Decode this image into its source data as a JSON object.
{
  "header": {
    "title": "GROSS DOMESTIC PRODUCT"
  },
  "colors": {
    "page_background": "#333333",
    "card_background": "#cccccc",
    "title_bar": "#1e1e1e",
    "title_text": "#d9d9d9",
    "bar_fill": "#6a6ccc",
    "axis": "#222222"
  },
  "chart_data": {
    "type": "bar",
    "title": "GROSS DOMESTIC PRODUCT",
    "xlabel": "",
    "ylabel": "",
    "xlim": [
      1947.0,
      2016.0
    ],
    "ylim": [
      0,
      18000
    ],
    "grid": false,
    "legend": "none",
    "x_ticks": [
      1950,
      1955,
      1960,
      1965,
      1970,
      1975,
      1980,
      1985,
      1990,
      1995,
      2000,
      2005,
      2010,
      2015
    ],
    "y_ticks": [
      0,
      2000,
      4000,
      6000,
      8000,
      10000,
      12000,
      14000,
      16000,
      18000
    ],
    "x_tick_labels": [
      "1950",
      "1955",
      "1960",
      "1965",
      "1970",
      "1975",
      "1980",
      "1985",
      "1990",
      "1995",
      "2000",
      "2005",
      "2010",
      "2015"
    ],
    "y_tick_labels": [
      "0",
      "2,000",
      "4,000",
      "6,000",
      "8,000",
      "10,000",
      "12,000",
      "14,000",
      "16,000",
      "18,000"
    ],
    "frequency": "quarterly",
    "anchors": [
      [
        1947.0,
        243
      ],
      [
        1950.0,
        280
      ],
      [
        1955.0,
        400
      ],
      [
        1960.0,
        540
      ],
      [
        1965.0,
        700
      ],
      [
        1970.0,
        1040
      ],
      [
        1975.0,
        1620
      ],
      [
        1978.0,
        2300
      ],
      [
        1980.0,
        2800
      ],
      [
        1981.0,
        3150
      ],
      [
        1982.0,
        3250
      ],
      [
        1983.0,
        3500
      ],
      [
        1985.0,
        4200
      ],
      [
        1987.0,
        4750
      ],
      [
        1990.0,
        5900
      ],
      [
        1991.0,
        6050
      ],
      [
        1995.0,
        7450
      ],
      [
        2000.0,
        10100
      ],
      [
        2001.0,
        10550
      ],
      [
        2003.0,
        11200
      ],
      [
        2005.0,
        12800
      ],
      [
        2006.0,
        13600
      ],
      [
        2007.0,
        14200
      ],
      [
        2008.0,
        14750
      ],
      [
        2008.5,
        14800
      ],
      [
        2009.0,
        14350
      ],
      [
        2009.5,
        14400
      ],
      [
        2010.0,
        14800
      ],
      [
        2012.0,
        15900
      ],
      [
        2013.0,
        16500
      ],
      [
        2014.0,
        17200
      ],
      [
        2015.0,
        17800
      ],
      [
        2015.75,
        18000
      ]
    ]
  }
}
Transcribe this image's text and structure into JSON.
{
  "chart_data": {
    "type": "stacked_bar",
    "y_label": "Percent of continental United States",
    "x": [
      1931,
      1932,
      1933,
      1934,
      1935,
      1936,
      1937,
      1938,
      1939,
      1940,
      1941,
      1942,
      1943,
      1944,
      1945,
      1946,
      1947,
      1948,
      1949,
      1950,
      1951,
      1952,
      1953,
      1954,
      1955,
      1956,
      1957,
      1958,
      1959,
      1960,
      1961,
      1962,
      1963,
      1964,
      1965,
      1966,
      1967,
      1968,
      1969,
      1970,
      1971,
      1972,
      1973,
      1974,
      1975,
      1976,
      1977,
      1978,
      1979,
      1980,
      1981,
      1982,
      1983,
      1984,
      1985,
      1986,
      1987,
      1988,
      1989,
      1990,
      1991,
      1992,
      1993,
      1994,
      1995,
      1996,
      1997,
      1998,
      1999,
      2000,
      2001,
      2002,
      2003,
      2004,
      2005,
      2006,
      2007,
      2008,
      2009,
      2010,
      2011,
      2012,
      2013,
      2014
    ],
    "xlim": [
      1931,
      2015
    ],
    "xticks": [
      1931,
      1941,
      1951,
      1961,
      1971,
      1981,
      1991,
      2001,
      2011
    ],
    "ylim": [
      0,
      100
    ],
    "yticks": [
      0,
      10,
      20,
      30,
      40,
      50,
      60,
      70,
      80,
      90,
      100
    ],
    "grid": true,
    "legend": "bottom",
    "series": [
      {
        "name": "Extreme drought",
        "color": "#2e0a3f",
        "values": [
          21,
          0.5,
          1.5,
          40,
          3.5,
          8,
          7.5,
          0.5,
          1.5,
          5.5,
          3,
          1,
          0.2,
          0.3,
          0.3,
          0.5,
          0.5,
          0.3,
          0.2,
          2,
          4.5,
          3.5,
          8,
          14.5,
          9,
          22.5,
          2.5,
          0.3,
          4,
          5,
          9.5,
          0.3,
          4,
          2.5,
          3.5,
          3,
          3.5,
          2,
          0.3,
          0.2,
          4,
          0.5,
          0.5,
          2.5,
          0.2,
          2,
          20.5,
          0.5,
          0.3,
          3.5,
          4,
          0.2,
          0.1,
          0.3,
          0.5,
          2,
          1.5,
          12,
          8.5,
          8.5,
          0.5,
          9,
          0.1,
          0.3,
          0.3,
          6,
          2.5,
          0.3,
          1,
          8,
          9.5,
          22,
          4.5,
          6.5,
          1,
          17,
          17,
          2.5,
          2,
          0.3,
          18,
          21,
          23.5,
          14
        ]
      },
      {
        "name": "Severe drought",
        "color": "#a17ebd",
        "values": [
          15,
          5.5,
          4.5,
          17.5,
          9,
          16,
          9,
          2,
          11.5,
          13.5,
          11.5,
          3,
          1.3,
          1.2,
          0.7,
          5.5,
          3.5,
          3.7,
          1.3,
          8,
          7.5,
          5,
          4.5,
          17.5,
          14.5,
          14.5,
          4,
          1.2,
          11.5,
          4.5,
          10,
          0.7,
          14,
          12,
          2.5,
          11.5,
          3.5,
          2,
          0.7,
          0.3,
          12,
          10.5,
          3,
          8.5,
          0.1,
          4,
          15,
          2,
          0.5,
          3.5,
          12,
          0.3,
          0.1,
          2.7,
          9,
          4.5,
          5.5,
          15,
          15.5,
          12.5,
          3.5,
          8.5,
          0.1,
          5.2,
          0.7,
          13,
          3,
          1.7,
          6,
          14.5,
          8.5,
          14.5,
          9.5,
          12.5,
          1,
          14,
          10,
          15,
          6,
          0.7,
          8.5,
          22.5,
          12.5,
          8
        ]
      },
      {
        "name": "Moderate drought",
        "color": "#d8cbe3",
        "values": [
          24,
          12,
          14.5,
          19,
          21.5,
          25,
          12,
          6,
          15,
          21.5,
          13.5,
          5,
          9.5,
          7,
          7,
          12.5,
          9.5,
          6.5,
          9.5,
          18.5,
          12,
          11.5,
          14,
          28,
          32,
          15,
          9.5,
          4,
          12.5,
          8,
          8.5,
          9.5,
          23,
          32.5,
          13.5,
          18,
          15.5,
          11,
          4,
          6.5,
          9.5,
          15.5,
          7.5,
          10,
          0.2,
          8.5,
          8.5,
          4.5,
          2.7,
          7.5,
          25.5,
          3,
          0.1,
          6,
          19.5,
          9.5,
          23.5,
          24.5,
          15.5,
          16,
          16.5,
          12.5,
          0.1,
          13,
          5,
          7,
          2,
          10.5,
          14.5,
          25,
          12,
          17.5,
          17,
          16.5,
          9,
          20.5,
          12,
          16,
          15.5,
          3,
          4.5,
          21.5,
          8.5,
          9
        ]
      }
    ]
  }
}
------------------------------------------------------------------------
SHORT TASK: Scan the records for the string "drought". Copy each line in which it appears.

THE SOLUTION:
        "name": "Extreme drought",
        "name": "Severe drought",
        "name": "Moderate drought",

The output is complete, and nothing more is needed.